Short problem -> Reproduce each of the lines word for word.
------ Dataset records ------
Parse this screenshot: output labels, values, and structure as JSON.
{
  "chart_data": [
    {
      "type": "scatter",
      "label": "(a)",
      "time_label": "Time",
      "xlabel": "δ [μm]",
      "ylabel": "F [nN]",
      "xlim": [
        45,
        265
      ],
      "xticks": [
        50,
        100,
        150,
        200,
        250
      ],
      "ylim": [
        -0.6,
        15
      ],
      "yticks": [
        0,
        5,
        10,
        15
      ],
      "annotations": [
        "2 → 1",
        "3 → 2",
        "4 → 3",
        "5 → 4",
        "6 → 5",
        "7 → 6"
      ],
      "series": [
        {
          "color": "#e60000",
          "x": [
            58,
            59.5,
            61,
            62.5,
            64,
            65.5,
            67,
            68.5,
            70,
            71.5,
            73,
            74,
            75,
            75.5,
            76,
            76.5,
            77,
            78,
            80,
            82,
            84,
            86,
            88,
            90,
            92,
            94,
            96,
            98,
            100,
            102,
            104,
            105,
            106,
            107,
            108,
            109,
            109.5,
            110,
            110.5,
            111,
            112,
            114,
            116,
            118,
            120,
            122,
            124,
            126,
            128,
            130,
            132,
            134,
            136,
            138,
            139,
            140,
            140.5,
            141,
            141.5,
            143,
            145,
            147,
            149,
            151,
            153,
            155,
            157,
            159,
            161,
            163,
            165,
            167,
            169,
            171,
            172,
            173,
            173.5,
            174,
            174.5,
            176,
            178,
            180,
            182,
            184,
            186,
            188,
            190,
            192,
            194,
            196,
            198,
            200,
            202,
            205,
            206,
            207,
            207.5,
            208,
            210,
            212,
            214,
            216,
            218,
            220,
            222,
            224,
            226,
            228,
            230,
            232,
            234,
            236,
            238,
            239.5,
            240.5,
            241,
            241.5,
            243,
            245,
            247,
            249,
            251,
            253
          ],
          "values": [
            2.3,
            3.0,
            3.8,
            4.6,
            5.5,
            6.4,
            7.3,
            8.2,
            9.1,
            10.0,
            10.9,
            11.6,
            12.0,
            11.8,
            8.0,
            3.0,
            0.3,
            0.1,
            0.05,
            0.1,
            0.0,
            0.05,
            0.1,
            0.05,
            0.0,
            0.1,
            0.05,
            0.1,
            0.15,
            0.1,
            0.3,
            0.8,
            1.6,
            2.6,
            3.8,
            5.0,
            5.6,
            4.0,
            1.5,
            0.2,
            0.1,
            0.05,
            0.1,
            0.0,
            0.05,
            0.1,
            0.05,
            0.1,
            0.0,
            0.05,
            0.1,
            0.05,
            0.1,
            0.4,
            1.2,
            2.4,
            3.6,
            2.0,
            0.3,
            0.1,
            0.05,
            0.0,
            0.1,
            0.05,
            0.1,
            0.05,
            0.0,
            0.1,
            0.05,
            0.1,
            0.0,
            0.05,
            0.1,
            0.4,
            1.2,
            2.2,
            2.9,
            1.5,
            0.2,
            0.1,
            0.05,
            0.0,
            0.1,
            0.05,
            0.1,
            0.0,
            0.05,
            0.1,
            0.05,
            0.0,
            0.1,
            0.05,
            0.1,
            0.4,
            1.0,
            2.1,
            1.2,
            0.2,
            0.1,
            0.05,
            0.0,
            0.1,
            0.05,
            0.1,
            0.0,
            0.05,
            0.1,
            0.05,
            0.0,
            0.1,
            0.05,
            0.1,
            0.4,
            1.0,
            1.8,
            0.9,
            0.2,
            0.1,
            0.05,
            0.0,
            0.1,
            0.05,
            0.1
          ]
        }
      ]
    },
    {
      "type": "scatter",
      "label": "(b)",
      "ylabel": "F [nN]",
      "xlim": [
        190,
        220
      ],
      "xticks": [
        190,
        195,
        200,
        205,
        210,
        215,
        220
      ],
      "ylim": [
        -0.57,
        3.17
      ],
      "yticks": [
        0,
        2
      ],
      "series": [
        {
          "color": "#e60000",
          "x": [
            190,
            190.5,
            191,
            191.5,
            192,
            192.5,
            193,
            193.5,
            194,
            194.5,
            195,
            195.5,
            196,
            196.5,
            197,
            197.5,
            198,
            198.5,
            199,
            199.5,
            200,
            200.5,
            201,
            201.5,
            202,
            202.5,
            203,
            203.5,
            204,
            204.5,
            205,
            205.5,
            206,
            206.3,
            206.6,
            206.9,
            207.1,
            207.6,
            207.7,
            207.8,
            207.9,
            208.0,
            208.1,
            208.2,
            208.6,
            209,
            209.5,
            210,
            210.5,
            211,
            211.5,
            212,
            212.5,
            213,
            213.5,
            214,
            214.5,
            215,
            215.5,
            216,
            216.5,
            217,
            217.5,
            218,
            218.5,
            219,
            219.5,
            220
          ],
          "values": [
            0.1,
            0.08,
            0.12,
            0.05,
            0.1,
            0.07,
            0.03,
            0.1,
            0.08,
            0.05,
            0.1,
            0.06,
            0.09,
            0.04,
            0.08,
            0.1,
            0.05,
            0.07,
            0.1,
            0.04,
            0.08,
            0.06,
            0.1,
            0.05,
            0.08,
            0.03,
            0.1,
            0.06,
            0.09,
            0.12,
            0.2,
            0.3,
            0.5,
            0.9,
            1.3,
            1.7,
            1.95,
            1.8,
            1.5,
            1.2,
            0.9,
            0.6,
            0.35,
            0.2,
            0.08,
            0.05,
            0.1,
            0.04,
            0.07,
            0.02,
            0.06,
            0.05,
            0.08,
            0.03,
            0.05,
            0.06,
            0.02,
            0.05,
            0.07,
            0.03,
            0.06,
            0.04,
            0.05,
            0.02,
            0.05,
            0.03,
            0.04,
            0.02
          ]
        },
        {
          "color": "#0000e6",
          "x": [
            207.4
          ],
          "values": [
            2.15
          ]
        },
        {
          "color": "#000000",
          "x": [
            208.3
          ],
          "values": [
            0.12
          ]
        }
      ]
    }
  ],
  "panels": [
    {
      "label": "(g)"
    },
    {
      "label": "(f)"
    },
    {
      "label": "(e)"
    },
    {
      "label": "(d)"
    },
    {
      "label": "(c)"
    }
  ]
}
------
Result of this task ->
Parse this screenshot: output labels, values, and structure as JSON.
{
  "chart_data": [
    {
      "type": "scatter",
      "label": "(a)",
      "time_label": "Time",
      "xlabel": "δ [μm]",
      "ylabel": "F [nN]",
      "xlim": [
        45,
        265
      ],
      "xticks": [
        50,
        100,
        150,
        200,
        250
      ],
      "ylim": [
        -0.6,
        15
      ],
      "yticks": [
        0,
        5,
        10,
        15
      ],
      "annotations": [
        "2 → 1",
        "3 → 2",
        "4 → 3",
        "5 → 4",
        "6 → 5",
        "7 → 6"
      ],
      "series": [
        {
          "color": "#e60000",
          "x": [
            58,
            59.5,
            61,
            62.5,
            64,
            65.5,
            67,
            68.5,
            70,
            71.5,
            73,
            74,
            75,
            75.5,
            76,
            76.5,
            77,
            78,
            80,
            82,
            84,
            86,
            88,
            90,
            92,
            94,
            96,
            98,
            100,
            102,
            104,
            105,
            106,
            107,
            108,
            109,
            109.5,
            110,
            110.5,
            111,
            112,
            114,
            116,
            118,
            120,
            122,
            124,
            126,
            128,
            130,
            132,
            134,
            136,
            138,
            139,
            140,
            140.5,
            141,
            141.5,
            143,
            145,
            147,
            149,
            151,
            153,
            155,
            157,
            159,
            161,
            163,
            165,
            167,
            169,
            171,
            172,
            173,
            173.5,
            174,
            174.5,
            176,
            178,
            180,
            182,
            184,
            186,
            188,
            190,
            192,
            194,
            196,
            198,
            200,
            202,
            205,
            206,
            207,
            207.5,
            208,
            210,
            212,
            214,
            216,
            218,
            220,
            222,
            224,
            226,
            228,
            230,
            232,
            234,
            236,
            238,
            239.5,
            240.5,
            241,
            241.5,
            243,
            245,
            247,
            249,
            251,
            253
          ],
          "values": [
            2.3,
            3.0,
            3.8,
            4.6,
            5.5,
            6.4,
            7.3,
            8.2,
            9.1,
            10.0,
            10.9,
            11.6,
            12.0,
            11.8,
            8.0,
            3.0,
            0.3,
            0.1,
            0.05,
            0.1,
            0.0,
            0.05,
            0.1,
            0.05,
            0.0,
            0.1,
            0.05,
            0.1,
            0.15,
            0.1,
            0.3,
            0.8,
            1.6,
            2.6,
            3.8,
            5.0,
            5.6,
            4.0,
            1.5,
            0.2,
            0.1,
            0.05,
            0.1,
            0.0,
            0.05,
            0.1,
            0.05,
            0.1,
            0.0,
            0.05,
            0.1,
            0.05,
            0.1,
            0.4,
            1.2,
            2.4,
            3.6,
            2.0,
            0.3,
            0.1,
            0.05,
            0.0,
            0.1,
            0.05,
            0.1,
            0.05,
            0.0,
            0.1,
            0.05,
            0.1,
            0.0,
            0.05,
            0.1,
            0.4,
            1.2,
            2.2,
            2.9,
            1.5,
            0.2,
            0.1,
            0.05,
            0.0,
            0.1,
            0.05,
            0.1,
            0.0,
            0.05,
            0.1,
            0.05,
            0.0,
            0.1,
            0.05,
            0.1,
            0.4,
            1.0,
            2.1,
            1.2,
            0.2,
            0.1,
            0.05,
            0.0,
            0.1,
            0.05,
            0.1,
            0.0,
            0.05,
            0.1,
            0.05,
            0.0,
            0.1,
            0.05,
            0.1,
            0.4,
            1.0,
            1.8,
            0.9,
            0.2,
            0.1,
            0.05,
            0.0,
            0.1,
            0.05,
            0.1
          ]
        }
      ]
    },
    {
      "type": "scatter",
      "label": "(b)",
      "ylabel": "F [nN]",
      "xlim": [
        190,
        220
      ],
      "xticks": [
        190,
        195,
        200,
        205,
        210,
        215,
        220
      ],
      "ylim": [
        -0.57,
        3.17
      ],
      "yticks": [
        0,
        2
      ],
      "series": [
        {
          "color": "#e60000",
          "x": [
            190,
            190.5,
            191,
            191.5,
            192,
            192.5,
            193,
            193.5,
            194,
            194.5,
            195,
            195.5,
            196,
            196.5,
            197,
            197.5,
            198,
            198.5,
            199,
            199.5,
            200,
            200.5,
            201,
            201.5,
            202,
            202.5,
            203,
            203.5,
            204,
            204.5,
            205,
            205.5,
            206,
            206.3,
            206.6,
            206.9,
            207.1,
            207.6,
            207.7,
            207.8,
            207.9,
            208.0,
            208.1,
            208.2,
            208.6,
            209,
            209.5,
            210,
            210.5,
            211,
            211.5,
            212,
            212.5,
            213,
            213.5,
            214,
            214.5,
            215,
            215.5,
            216,
            216.5,
            217,
            217.5,
            218,
            218.5,
            219,
            219.5,
            220
          ],
          "values": [
            0.1,
            0.08,
            0.12,
            0.05,
            0.1,
            0.07,
            0.03,
            0.1,
            0.08,
            0.05,
            0.1,
            0.06,
            0.09,
            0.04,
            0.08,
            0.1,
            0.05,
            0.07,
            0.1,
            0.04,
            0.08,
            0.06,
            0.1,
            0.05,
            0.08,
            0.03,
            0.1,
            0.06,
            0.09,
            0.12,
            0.2,
            0.3,
            0.5,
            0.9,
            1.3,
            1.7,
            1.95,
            1.8,
            1.5,
            1.2,
            0.9,
            0.6,
            0.35,
            0.2,
            0.08,
            0.05,
            0.1,
            0.04,
            0.07,
            0.02,
            0.06,
            0.05,
            0.08,
            0.03,
            0.05,
            0.06,
            0.02,
            0.05,
            0.07,
            0.03,
            0.06,
            0.04,
            0.05,
            0.02,
            0.05,
            0.03,
            0.04,
            0.02
          ]
        },
        {
          "color": "#0000e6",
          "x": [
            207.4
          ],
          "values": [
            2.15
          ]
        },
        {
          "color": "#000000",
          "x": [
            208.3
          ],
          "values": [
            0.12
          ]
        }
      ]
    }
  ],
  "panels": [
    {
      "label": "(g)"
    },
    {
      "label": "(f)"
    },
    {
      "label": "(e)"
    },
    {
      "label": "(d)"
    },
    {
      "label": "(c)"
    }
  ]
}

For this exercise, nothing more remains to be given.